• _TASK DETAILS_
Reproduce everything in the neural rendering summary below, from "Method Paradigm Representative" down to "requires SDS distillation.", word for word.

Skip to content

Scaling Sequence-to-Sequence Generative Neural Rendering

Conference: ICLR 2026
arXiv: 2510.04236
Code: Project Page
Area: 3D Vision
Keywords: Neural Rendering, Novel View Synthesis, Rectified Flow Transformer, Masked Autoregression, Unified Positional Encoding, Video-3D Unification

TL;DR

Kaleido is proposed as a series of decoder-only rectified flow transformer generative models that treat 3D as a special sub-domain of video. Through Unified Positional Encoding, a masked autoregressive framework, and video pre-training strategies, it achieves "any-to-any" 6-DoF novel view synthesis without any explicit 3D representation. It matches the rendering quality of per-scene optimization methods (InstantNGP) in multi-view settings for the first time and increases the resolution from 512/576px to 1024px.

Background & Motivation

Novel View Synthesis (NVS) is a core task in 3D vision, aiming to generate images from arbitrary target viewpoints given a few reference views. Existing methods face distinct technical bottlenecks:

Method Paradigm Representative Work Core Limitations
Per-scene Optimization 3DGS, NeRF, InstantNGP Requires many views + minutes of optimization; lacks zero-shot generalization.
Feed-forward Reconstruction PixelNeRF, LRM Depends on explicit 3D representations (point clouds/tri-planes); limited generalization.
Diffusion Generation Zero123++, SV3D, SEVA Based on U-Net architectures; resolution limited to 512/576px; difficult to scale; often requires SDS distillation.
Video-controlled Generation MotionCtrl, CameraCtrl, GEN3C Essentially 4D temporal prediction; limited by single reference frames or fixed trajectories; cannot handle "any-to-any" spatial queries.

• _EXTRACTED ENTRIES_
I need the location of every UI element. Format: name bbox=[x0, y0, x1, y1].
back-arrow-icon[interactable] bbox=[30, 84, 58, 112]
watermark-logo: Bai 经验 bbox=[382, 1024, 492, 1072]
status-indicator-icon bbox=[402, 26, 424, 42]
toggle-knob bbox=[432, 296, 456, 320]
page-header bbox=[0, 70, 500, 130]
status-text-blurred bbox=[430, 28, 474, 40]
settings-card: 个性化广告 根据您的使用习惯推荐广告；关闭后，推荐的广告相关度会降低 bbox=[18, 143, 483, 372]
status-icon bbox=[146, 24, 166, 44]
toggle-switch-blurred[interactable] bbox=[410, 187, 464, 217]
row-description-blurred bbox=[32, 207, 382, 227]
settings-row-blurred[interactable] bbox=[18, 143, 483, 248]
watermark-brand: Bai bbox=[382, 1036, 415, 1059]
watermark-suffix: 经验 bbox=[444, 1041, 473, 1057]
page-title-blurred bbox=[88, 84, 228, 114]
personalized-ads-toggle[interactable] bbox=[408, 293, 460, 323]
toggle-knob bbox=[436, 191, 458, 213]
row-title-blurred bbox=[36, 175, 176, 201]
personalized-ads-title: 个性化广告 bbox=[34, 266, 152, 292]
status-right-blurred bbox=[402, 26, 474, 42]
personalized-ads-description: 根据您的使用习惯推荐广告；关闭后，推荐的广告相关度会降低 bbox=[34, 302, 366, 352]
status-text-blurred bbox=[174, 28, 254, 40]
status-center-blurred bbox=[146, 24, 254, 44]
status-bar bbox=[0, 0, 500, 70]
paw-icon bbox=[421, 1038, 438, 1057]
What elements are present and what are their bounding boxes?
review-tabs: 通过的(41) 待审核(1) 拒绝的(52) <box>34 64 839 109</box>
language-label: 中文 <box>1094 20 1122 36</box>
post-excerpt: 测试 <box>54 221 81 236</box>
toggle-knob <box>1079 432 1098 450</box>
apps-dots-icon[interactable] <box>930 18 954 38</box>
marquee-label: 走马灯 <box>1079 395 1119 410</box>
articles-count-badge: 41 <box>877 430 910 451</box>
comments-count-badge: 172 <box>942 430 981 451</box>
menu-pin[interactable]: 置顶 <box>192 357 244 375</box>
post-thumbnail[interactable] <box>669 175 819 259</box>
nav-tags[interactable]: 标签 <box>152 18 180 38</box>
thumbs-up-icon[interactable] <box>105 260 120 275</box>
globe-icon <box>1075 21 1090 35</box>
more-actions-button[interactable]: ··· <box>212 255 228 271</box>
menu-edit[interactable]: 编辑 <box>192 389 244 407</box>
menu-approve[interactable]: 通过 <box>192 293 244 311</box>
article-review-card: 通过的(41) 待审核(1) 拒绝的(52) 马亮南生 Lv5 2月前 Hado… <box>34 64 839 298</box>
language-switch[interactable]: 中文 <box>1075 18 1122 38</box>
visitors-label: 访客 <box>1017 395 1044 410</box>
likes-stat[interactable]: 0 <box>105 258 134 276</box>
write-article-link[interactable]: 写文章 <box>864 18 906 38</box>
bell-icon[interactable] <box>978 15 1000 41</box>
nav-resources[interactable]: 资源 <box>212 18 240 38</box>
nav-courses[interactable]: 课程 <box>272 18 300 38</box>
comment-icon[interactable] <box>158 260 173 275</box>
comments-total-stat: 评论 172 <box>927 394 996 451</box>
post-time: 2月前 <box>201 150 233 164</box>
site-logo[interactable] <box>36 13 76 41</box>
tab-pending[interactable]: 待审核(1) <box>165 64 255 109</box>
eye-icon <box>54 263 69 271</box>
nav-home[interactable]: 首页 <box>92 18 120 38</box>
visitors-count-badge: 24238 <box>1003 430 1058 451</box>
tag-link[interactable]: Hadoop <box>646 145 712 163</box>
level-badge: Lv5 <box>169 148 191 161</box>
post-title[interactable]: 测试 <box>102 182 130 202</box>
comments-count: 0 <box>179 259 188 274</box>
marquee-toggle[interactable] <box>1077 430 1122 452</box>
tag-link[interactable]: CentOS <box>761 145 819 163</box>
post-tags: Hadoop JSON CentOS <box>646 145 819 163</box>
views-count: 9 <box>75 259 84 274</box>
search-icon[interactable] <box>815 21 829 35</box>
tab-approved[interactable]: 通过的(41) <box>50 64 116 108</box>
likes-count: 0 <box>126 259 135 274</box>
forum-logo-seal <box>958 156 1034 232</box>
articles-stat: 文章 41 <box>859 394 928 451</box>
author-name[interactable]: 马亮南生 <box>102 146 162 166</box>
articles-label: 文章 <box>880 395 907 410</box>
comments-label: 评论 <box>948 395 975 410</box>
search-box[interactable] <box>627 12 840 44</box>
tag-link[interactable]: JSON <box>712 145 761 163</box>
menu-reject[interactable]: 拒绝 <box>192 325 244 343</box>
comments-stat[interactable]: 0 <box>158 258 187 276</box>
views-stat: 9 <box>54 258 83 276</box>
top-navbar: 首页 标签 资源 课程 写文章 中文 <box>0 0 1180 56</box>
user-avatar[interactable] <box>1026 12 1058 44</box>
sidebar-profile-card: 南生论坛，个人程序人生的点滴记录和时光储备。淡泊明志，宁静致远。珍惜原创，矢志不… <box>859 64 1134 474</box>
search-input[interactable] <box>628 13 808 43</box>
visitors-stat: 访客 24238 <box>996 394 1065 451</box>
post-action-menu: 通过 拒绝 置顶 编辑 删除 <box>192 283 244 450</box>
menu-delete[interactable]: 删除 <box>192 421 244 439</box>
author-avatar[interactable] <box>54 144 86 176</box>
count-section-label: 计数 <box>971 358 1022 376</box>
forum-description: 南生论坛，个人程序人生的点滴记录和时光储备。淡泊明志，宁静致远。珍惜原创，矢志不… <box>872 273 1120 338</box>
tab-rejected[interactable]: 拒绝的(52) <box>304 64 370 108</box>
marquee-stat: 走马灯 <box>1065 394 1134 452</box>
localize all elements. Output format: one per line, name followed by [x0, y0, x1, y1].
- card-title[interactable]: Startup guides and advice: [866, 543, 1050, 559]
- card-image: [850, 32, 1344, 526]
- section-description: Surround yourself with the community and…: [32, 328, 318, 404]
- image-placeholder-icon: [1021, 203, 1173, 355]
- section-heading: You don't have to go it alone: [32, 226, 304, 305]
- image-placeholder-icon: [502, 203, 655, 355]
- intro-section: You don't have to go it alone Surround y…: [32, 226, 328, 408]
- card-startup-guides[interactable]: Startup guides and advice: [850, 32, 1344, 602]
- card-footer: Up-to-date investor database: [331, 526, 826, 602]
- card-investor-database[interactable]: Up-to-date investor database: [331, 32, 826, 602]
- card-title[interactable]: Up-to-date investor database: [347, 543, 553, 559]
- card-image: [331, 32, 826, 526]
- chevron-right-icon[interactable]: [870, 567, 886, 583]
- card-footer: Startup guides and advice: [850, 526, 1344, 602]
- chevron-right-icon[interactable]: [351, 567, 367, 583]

• _TASK RESPONSE_
Method Paradigm Representative Work Core Limitations
Per-scene Optimization 3DGS, NeRF, InstantNGP Requires many views + minutes of optimization; lacks zero-shot generalization.
Feed-forward Reconstruction PixelNeRF, LRM Depends on explicit 3D representations (point clouds/tri-planes); limited generalization.
Diffusion Generation Zero123++, SV3D, SEVA Based on U-Net architectures; resolution limited to 512/576px; difficult to scale; often requires SDS distillation.